### TASK REQUIREMENTS:
Reproduce every item below word for word, leaving none out.

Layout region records
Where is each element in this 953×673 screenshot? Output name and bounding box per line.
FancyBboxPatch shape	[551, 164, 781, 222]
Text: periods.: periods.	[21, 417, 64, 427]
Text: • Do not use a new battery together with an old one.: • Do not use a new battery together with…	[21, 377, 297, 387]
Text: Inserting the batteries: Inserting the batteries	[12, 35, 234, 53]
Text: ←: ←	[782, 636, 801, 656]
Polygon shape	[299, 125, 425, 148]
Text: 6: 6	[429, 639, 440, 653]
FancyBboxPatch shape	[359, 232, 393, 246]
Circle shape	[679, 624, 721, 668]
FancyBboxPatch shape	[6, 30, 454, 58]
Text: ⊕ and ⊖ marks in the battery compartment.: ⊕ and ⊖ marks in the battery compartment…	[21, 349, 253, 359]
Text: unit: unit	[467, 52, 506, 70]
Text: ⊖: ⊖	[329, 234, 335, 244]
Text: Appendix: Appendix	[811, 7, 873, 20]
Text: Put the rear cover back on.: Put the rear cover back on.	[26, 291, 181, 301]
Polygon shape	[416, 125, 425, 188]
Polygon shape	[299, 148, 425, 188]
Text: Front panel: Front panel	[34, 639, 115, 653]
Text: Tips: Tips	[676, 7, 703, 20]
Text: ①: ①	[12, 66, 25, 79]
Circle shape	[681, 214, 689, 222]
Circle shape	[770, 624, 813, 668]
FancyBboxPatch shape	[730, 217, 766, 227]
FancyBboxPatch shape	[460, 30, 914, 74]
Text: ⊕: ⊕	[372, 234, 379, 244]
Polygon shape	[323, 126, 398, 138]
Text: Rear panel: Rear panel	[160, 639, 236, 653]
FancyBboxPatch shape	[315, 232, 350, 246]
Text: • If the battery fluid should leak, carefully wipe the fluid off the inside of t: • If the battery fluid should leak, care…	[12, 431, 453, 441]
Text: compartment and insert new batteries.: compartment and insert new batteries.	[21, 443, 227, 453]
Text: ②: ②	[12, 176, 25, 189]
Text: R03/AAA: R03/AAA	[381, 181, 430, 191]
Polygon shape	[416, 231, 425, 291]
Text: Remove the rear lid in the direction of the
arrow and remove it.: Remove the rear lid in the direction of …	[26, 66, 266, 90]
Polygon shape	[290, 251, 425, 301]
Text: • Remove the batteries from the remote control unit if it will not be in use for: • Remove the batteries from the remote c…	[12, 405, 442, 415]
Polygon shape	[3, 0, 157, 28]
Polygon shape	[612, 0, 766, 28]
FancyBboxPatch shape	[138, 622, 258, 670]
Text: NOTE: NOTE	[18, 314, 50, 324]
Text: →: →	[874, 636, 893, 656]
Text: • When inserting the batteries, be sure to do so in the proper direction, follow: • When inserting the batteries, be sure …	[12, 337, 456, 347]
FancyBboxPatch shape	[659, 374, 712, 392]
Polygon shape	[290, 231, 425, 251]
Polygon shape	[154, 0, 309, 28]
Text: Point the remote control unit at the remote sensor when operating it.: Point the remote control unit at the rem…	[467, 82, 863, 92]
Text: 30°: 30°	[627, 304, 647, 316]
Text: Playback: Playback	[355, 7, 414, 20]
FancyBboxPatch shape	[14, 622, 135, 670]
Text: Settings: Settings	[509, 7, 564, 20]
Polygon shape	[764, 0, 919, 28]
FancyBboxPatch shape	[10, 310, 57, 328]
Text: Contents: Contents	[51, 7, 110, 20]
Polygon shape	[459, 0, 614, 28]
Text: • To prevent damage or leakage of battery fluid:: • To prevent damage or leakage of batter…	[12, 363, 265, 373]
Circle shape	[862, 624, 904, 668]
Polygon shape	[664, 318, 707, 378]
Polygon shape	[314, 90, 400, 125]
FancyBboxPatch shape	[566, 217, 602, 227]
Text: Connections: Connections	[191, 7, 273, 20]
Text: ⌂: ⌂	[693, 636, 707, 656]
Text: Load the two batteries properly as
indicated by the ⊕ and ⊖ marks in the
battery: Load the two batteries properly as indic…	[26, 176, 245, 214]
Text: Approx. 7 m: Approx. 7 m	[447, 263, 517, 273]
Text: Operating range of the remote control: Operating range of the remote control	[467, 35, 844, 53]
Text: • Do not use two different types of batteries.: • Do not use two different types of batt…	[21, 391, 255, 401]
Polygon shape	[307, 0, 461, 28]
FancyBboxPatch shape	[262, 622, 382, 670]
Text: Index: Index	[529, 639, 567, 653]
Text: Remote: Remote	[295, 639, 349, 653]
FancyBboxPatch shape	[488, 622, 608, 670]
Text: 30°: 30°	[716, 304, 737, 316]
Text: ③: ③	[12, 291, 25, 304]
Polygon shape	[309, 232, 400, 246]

### WRITTEN RESPONSE:
Where is each element in this 953×673 screenshot? Output name and bounding box per line.
FancyBboxPatch shape	[551, 164, 781, 222]
Text: periods.: periods.	[21, 417, 64, 427]
Text: • Do not use a new battery together with an old one.: • Do not use a new battery together with…	[21, 377, 297, 387]
Text: Inserting the batteries: Inserting the batteries	[12, 35, 234, 53]
Text: ←: ←	[782, 636, 801, 656]
Polygon shape	[299, 125, 425, 148]
Text: 6: 6	[429, 639, 440, 653]
FancyBboxPatch shape	[359, 232, 393, 246]
Circle shape	[679, 624, 721, 668]
FancyBboxPatch shape	[6, 30, 454, 58]
Text: ⊕ and ⊖ marks in the battery compartment.: ⊕ and ⊖ marks in the battery compartment…	[21, 349, 253, 359]
Text: unit: unit	[467, 52, 506, 70]
Text: ⊖: ⊖	[329, 234, 335, 244]
Text: Appendix: Appendix	[811, 7, 873, 20]
Text: Put the rear cover back on.: Put the rear cover back on.	[26, 291, 181, 301]
Polygon shape	[416, 125, 425, 188]
Polygon shape	[299, 148, 425, 188]
Text: Front panel: Front panel	[34, 639, 115, 653]
Text: Tips: Tips	[676, 7, 703, 20]
Text: ①: ①	[12, 66, 25, 79]
Circle shape	[681, 214, 689, 222]
Circle shape	[770, 624, 813, 668]
FancyBboxPatch shape	[730, 217, 766, 227]
FancyBboxPatch shape	[460, 30, 914, 74]
Text: ⊕: ⊕	[372, 234, 379, 244]
Polygon shape	[323, 126, 398, 138]
Text: Rear panel: Rear panel	[160, 639, 236, 653]
FancyBboxPatch shape	[315, 232, 350, 246]
Text: • If the battery fluid should leak, carefully wipe the fluid off the inside of t: • If the battery fluid should leak, care…	[12, 431, 453, 441]
Text: compartment and insert new batteries.: compartment and insert new batteries.	[21, 443, 227, 453]
Text: ②: ②	[12, 176, 25, 189]
Text: R03/AAA: R03/AAA	[381, 181, 430, 191]
Polygon shape	[416, 231, 425, 291]
Text: Remove the rear lid in the direction of the
arrow and remove it.: Remove the rear lid in the direction of …	[26, 66, 266, 90]
Polygon shape	[290, 251, 425, 301]
Text: • Remove the batteries from the remote control unit if it will not be in use for: • Remove the batteries from the remote c…	[12, 405, 442, 415]
Polygon shape	[3, 0, 157, 28]
Polygon shape	[612, 0, 766, 28]
FancyBboxPatch shape	[138, 622, 258, 670]
Text: NOTE: NOTE	[18, 314, 50, 324]
Text: →: →	[874, 636, 893, 656]
Text: • When inserting the batteries, be sure to do so in the proper direction, follow: • When inserting the batteries, be sure …	[12, 337, 456, 347]
FancyBboxPatch shape	[659, 374, 712, 392]
Polygon shape	[290, 231, 425, 251]
Polygon shape	[154, 0, 309, 28]
Text: Point the remote control unit at the remote sensor when operating it.: Point the remote control unit at the rem…	[467, 82, 863, 92]
Text: 30°: 30°	[627, 304, 647, 316]
Text: Playback: Playback	[355, 7, 414, 20]
FancyBboxPatch shape	[14, 622, 135, 670]
Text: Settings: Settings	[509, 7, 564, 20]
Polygon shape	[764, 0, 919, 28]
FancyBboxPatch shape	[10, 310, 57, 328]
Text: Contents: Contents	[51, 7, 110, 20]
Polygon shape	[459, 0, 614, 28]
Text: • To prevent damage or leakage of battery fluid:: • To prevent damage or leakage of batter…	[12, 363, 265, 373]
Circle shape	[862, 624, 904, 668]
Polygon shape	[664, 318, 707, 378]
Polygon shape	[314, 90, 400, 125]
FancyBboxPatch shape	[566, 217, 602, 227]
Text: Connections: Connections	[191, 7, 273, 20]
Text: ⌂: ⌂	[693, 636, 707, 656]
Text: Load the two batteries properly as
indicated by the ⊕ and ⊖ marks in the
battery: Load the two batteries properly as indic…	[26, 176, 245, 214]
Text: Approx. 7 m: Approx. 7 m	[447, 263, 517, 273]
Text: Operating range of the remote control: Operating range of the remote control	[467, 35, 844, 53]
Text: • Do not use two different types of batteries.: • Do not use two different types of batt…	[21, 391, 255, 401]
Polygon shape	[307, 0, 461, 28]
FancyBboxPatch shape	[262, 622, 382, 670]
Text: Index: Index	[529, 639, 567, 653]
Text: Remote: Remote	[295, 639, 349, 653]
FancyBboxPatch shape	[488, 622, 608, 670]
Text: 30°: 30°	[716, 304, 737, 316]
Text: ③: ③	[12, 291, 25, 304]
Polygon shape	[309, 232, 400, 246]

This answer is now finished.